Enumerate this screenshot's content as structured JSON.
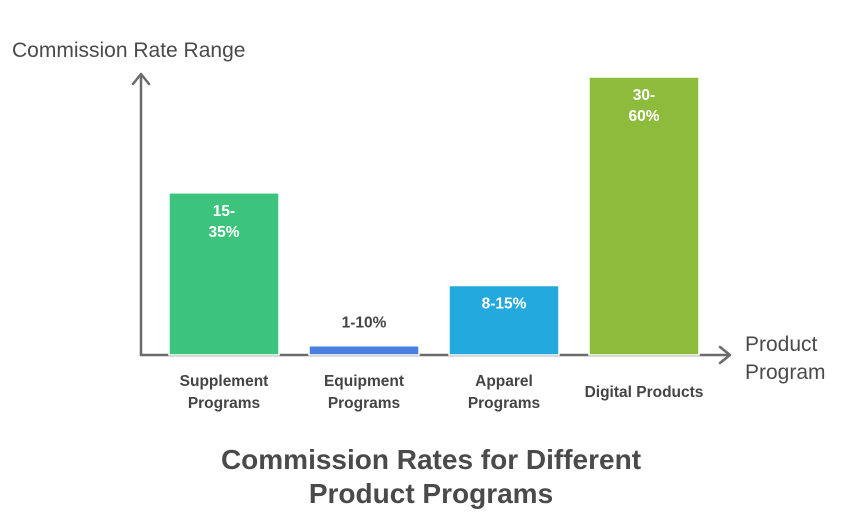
{
  "chart_data": {
    "type": "bar",
    "title_lines": [
      "Commission Rates for Different",
      "Product Programs"
    ],
    "ylabel": "Commission Rate Range",
    "xlabel_lines": [
      "Product",
      "Program"
    ],
    "ylim": [
      0,
      60
    ],
    "categories": [
      {
        "label_lines": [
          "Supplement",
          "Programs"
        ],
        "range": [
          15,
          35
        ],
        "value": 35,
        "label_lines_value": [
          "15-",
          "35%"
        ],
        "label_inside": true,
        "color": "#3cc47c"
      },
      {
        "label_lines": [
          "Equipment",
          "Programs"
        ],
        "range": [
          1,
          10
        ],
        "value": 2,
        "label_lines_value": [
          "1-10%"
        ],
        "label_inside": false,
        "color": "#4a7fe0"
      },
      {
        "label_lines": [
          "Apparel",
          "Programs"
        ],
        "range": [
          8,
          15
        ],
        "value": 15,
        "label_lines_value": [
          "8-15%"
        ],
        "label_inside": true,
        "color": "#24a9df"
      },
      {
        "label_lines": [
          "Digital Products"
        ],
        "range": [
          30,
          60
        ],
        "value": 60,
        "label_lines_value": [
          "30-",
          "60%"
        ],
        "label_inside": true,
        "color": "#8dbb3c"
      }
    ],
    "colors": {
      "axis": "#6b6b6b",
      "text": "#444444",
      "inside_label": "#ffffff"
    }
  }
}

_Directions for this task_
Can you repeat every record above exactly, apart from the pictures?

_Exercise output_
Enumerate this screenshot's content as structured JSON.
{
  "chart_data": {
    "type": "bar",
    "title_lines": [
      "Commission Rates for Different",
      "Product Programs"
    ],
    "ylabel": "Commission Rate Range",
    "xlabel_lines": [
      "Product",
      "Program"
    ],
    "ylim": [
      0,
      60
    ],
    "categories": [
      {
        "label_lines": [
          "Supplement",
          "Programs"
        ],
        "range": [
          15,
          35
        ],
        "value": 35,
        "label_lines_value": [
          "15-",
          "35%"
        ],
        "label_inside": true,
        "color": "#3cc47c"
      },
      {
        "label_lines": [
          "Equipment",
          "Programs"
        ],
        "range": [
          1,
          10
        ],
        "value": 2,
        "label_lines_value": [
          "1-10%"
        ],
        "label_inside": false,
        "color": "#4a7fe0"
      },
      {
        "label_lines": [
          "Apparel",
          "Programs"
        ],
        "range": [
          8,
          15
        ],
        "value": 15,
        "label_lines_value": [
          "8-15%"
        ],
        "label_inside": true,
        "color": "#24a9df"
      },
      {
        "label_lines": [
          "Digital Products"
        ],
        "range": [
          30,
          60
        ],
        "value": 60,
        "label_lines_value": [
          "30-",
          "60%"
        ],
        "label_inside": true,
        "color": "#8dbb3c"
      }
    ],
    "colors": {
      "axis": "#6b6b6b",
      "text": "#444444",
      "inside_label": "#ffffff"
    }
  }
}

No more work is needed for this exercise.